[Stored data]
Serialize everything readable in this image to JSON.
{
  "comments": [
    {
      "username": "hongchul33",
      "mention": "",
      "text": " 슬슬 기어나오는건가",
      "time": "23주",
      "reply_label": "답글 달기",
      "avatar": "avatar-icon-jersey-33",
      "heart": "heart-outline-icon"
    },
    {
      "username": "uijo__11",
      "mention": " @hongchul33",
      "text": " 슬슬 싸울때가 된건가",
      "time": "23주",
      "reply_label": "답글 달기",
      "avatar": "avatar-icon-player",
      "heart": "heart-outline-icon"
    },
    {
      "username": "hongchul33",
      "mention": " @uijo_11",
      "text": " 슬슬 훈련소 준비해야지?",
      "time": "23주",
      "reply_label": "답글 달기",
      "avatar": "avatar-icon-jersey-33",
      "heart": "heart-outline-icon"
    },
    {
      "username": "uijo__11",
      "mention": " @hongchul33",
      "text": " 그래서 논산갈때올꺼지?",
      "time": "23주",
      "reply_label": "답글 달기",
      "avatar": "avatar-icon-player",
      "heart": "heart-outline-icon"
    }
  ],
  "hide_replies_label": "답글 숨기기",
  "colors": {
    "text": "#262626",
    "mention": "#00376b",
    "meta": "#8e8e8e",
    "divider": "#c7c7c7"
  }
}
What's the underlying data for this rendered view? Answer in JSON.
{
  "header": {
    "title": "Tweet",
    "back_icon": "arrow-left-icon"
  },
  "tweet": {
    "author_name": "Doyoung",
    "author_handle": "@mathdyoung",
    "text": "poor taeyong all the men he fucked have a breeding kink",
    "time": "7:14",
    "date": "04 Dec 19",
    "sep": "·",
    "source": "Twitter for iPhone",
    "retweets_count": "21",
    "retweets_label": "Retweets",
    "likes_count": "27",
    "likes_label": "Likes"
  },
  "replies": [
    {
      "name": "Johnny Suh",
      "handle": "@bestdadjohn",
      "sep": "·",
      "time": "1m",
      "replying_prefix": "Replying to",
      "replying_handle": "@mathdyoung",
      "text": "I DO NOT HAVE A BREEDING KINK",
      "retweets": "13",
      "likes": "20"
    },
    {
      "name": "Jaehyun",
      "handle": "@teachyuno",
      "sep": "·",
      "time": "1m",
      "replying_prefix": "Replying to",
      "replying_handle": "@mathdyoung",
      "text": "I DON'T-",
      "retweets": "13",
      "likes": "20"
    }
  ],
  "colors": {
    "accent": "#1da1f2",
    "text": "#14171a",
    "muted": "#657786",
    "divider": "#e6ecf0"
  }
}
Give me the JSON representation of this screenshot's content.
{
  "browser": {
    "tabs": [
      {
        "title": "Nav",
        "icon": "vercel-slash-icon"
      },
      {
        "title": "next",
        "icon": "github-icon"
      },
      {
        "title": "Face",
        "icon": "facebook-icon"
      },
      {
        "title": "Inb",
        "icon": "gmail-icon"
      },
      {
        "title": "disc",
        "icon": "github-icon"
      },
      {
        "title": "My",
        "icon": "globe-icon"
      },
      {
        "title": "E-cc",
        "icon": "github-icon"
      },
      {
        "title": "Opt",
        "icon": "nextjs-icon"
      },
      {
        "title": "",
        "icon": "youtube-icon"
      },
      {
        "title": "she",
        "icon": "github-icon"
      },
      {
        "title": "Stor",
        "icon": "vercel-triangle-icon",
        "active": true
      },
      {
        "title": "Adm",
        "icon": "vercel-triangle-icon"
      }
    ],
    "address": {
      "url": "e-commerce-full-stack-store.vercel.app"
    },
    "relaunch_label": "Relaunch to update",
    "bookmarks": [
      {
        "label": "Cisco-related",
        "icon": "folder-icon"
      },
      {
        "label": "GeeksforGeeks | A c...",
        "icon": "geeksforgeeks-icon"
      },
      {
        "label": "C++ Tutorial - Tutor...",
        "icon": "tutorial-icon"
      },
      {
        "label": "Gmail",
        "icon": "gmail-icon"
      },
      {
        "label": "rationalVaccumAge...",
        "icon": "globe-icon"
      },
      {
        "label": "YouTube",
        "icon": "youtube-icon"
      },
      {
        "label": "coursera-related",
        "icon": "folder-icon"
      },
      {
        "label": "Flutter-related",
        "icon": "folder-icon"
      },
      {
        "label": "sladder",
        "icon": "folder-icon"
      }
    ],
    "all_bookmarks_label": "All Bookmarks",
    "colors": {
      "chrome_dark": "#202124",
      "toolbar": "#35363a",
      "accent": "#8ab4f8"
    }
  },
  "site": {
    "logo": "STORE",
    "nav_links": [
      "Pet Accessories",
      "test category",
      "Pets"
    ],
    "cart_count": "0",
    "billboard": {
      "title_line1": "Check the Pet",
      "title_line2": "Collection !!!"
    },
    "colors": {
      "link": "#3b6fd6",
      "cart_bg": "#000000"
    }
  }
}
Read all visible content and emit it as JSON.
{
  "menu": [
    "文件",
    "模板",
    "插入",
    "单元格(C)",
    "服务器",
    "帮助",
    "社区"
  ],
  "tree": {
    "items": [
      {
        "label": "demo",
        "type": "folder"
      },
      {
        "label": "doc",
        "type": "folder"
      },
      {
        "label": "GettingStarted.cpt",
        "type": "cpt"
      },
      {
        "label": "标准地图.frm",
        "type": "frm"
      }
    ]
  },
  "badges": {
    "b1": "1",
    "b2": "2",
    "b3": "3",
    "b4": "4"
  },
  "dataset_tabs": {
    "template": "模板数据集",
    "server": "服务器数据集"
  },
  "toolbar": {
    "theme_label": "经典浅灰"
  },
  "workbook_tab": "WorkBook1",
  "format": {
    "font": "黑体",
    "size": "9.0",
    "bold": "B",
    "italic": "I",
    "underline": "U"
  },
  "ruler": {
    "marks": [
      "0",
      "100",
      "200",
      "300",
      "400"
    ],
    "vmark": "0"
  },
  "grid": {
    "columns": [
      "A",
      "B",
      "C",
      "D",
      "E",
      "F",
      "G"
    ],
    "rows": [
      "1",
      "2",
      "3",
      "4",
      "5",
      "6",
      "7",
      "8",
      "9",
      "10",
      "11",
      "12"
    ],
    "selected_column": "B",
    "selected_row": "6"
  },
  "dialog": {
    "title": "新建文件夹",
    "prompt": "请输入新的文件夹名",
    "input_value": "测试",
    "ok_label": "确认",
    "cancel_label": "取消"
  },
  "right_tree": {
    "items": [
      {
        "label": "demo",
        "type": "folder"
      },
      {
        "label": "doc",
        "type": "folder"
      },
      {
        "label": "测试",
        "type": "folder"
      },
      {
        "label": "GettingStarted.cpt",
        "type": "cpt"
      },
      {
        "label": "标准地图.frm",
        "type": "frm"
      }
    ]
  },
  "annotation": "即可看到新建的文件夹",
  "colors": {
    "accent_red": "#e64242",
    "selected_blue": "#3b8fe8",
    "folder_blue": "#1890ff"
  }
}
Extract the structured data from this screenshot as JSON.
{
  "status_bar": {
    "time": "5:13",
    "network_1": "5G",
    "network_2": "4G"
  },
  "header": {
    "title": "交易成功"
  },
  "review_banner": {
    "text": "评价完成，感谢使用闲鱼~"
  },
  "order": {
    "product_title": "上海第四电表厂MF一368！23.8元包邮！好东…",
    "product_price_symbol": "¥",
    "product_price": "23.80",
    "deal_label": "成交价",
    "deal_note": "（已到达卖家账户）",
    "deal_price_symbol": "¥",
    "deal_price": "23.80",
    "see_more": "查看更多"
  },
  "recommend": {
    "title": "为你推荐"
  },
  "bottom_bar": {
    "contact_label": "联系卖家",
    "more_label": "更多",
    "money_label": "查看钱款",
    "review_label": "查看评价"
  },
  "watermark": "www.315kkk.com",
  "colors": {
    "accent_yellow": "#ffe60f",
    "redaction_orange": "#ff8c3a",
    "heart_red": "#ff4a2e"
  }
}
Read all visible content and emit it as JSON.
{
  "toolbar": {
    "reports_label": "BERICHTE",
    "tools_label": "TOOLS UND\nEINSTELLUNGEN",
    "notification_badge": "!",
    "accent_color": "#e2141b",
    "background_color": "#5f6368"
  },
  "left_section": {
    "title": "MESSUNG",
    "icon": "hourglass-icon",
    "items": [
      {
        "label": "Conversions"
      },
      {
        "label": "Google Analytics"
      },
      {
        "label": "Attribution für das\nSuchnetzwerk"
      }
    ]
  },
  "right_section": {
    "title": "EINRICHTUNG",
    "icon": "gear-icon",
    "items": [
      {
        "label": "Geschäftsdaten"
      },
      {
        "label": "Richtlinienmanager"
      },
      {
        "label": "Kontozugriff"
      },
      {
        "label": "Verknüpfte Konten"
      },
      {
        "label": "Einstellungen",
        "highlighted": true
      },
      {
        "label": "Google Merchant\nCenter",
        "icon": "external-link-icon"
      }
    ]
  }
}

→ **Set exercise**
Identify every line above with the string "screenshot" in it. Copy those lines.

→ **Result**
Give me the JSON representation of this screenshot's content.
Extract the structured data from this screenshot as JSON.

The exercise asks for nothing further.